[Source data]
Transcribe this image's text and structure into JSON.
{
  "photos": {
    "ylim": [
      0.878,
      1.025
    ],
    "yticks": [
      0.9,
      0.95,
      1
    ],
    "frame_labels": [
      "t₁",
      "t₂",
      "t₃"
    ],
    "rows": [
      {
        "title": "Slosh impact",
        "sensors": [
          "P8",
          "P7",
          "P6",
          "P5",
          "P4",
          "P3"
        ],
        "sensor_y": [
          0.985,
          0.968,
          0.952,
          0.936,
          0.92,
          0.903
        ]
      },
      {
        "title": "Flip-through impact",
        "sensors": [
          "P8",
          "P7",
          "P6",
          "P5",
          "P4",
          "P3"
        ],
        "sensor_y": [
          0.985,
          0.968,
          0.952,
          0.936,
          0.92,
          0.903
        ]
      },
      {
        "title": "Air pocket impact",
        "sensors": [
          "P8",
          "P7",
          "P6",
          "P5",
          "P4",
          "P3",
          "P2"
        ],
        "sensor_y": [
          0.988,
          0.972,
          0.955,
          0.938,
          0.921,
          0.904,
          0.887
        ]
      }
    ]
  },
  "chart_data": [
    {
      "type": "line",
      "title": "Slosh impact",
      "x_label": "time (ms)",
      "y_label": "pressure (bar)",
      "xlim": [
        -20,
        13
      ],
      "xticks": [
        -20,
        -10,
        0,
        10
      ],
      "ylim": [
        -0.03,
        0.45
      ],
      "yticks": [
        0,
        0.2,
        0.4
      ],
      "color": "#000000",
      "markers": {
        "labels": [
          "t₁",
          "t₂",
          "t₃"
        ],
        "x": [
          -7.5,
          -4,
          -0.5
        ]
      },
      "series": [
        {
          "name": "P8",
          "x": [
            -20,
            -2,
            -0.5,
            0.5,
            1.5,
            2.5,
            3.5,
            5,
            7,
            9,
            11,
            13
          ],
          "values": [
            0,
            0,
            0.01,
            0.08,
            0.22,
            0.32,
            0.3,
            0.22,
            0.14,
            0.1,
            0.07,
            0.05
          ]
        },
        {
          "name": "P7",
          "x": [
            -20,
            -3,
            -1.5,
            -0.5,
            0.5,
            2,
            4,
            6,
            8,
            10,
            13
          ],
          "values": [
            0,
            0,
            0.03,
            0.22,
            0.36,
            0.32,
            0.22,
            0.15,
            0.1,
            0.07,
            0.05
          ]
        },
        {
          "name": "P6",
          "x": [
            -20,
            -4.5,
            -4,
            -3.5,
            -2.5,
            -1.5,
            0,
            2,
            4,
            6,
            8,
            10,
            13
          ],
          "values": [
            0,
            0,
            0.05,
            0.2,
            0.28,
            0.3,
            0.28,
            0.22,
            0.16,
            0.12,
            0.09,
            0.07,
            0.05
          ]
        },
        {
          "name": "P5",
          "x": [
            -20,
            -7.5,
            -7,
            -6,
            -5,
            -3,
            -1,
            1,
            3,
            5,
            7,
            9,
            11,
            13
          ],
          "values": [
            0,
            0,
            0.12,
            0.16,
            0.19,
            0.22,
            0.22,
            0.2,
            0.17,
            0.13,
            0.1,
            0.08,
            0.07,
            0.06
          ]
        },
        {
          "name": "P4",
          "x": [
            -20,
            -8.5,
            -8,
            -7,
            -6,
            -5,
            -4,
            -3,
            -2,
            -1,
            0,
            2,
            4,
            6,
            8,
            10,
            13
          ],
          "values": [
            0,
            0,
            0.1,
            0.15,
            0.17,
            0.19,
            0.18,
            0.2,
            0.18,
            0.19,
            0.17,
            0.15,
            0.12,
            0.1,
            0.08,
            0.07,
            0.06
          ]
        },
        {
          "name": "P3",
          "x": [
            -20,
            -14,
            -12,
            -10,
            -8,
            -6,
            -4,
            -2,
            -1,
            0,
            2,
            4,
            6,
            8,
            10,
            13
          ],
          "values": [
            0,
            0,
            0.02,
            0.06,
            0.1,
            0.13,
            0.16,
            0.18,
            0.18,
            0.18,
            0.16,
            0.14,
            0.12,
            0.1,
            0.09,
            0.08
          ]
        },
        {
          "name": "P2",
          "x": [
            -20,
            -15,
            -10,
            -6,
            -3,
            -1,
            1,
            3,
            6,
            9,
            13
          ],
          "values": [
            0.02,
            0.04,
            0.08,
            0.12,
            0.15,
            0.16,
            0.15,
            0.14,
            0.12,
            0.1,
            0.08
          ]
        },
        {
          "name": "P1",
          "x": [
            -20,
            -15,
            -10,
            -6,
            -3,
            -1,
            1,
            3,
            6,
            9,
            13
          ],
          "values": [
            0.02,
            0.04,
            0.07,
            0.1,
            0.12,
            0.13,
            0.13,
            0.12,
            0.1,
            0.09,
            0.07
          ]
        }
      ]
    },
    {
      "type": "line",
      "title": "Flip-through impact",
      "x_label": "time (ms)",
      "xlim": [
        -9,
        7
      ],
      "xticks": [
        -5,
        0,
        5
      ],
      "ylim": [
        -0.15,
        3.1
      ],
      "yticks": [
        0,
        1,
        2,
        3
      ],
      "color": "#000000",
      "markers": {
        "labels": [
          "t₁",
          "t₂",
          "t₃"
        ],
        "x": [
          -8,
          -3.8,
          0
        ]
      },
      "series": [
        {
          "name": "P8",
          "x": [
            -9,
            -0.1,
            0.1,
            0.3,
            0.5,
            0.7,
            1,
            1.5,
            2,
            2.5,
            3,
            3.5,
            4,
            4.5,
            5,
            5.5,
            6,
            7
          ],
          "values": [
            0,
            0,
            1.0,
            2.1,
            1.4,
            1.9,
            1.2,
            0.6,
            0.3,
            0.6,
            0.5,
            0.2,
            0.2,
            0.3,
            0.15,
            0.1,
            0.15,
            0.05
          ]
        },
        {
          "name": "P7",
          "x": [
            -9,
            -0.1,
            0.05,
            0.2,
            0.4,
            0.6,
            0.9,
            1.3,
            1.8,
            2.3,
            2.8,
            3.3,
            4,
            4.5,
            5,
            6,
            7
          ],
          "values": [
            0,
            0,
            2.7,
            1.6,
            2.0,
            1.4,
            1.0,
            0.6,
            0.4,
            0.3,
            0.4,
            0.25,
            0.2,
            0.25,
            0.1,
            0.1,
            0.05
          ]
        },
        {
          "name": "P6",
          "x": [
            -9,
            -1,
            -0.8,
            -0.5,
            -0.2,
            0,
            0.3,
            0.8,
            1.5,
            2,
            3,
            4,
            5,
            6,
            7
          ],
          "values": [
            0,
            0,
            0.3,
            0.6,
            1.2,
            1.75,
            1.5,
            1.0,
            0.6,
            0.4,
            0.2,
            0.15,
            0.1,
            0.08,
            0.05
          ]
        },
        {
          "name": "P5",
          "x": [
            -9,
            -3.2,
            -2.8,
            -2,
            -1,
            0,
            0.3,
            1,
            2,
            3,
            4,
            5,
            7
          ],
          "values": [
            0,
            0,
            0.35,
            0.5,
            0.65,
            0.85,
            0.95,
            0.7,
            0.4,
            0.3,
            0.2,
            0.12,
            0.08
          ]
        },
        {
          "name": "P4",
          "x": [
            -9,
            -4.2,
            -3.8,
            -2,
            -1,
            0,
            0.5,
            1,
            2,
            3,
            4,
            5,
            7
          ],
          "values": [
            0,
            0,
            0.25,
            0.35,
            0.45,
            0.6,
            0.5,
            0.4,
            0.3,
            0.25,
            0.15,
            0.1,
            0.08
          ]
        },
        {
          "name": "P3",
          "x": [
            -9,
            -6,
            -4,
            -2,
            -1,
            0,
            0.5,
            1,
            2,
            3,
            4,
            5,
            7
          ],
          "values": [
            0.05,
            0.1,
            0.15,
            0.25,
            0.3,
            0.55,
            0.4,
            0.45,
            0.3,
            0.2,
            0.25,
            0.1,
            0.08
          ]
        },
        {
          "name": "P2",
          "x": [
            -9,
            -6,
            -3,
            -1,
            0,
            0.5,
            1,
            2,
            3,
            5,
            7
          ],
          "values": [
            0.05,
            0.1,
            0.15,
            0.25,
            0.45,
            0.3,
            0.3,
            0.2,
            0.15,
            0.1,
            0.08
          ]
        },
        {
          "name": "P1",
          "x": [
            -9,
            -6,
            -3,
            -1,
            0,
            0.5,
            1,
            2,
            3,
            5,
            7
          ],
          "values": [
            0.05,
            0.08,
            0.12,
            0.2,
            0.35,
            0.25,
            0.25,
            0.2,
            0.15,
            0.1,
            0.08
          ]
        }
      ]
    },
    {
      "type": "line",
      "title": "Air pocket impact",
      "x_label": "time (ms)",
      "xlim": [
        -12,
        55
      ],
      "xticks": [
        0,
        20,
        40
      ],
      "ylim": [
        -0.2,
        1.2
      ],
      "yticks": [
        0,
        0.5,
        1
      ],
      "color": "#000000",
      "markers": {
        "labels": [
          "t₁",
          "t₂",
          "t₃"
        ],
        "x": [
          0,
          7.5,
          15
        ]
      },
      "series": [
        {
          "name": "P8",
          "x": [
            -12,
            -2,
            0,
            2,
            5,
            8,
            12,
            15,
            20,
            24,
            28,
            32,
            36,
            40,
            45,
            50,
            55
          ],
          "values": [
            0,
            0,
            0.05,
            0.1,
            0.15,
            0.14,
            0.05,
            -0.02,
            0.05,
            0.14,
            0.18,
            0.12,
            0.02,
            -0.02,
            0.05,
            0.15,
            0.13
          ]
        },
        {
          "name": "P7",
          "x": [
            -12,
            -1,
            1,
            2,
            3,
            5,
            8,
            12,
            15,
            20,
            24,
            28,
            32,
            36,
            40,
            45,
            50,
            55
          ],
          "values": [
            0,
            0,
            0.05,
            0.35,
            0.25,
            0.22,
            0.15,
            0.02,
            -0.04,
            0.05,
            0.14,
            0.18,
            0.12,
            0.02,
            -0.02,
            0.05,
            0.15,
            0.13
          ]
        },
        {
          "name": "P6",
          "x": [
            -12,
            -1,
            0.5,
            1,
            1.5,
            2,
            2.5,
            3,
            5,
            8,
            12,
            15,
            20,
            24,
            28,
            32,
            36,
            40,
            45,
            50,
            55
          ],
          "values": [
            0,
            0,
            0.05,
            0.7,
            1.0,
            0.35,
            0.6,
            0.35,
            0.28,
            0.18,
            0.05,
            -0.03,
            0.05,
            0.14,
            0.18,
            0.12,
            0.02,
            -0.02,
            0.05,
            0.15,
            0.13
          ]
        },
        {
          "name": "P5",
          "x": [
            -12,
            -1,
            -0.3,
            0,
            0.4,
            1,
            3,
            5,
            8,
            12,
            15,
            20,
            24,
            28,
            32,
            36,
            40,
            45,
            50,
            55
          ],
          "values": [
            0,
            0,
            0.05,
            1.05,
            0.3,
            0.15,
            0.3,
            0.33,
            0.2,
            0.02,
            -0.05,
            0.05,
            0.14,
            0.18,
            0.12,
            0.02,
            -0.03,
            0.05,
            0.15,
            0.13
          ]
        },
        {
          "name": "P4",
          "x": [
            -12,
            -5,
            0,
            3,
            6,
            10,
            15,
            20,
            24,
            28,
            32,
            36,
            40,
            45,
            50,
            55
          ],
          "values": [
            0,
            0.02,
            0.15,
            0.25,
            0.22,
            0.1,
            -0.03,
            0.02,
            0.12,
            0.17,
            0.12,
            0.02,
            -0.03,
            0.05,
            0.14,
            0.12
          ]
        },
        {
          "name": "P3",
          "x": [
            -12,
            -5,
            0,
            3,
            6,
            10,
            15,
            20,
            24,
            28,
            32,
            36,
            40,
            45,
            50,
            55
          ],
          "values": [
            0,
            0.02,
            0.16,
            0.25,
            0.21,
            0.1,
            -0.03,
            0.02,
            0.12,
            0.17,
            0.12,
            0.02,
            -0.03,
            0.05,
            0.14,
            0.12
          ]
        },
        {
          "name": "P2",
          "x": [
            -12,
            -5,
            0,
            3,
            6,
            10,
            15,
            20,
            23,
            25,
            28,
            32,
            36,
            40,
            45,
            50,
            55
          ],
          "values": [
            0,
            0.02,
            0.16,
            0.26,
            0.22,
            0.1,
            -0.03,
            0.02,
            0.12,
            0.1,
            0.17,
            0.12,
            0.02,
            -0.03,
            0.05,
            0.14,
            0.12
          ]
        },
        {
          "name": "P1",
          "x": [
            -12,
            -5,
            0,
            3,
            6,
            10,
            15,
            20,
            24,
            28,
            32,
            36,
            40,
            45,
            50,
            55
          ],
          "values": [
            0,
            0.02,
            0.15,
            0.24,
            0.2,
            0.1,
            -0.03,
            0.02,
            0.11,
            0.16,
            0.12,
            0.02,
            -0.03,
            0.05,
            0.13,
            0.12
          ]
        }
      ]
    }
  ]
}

■ Set exercise
Copy every line above that holds the word "Flip".

■ Task output
        "title": "Flip-through impact",
      "title": "Flip-through impact",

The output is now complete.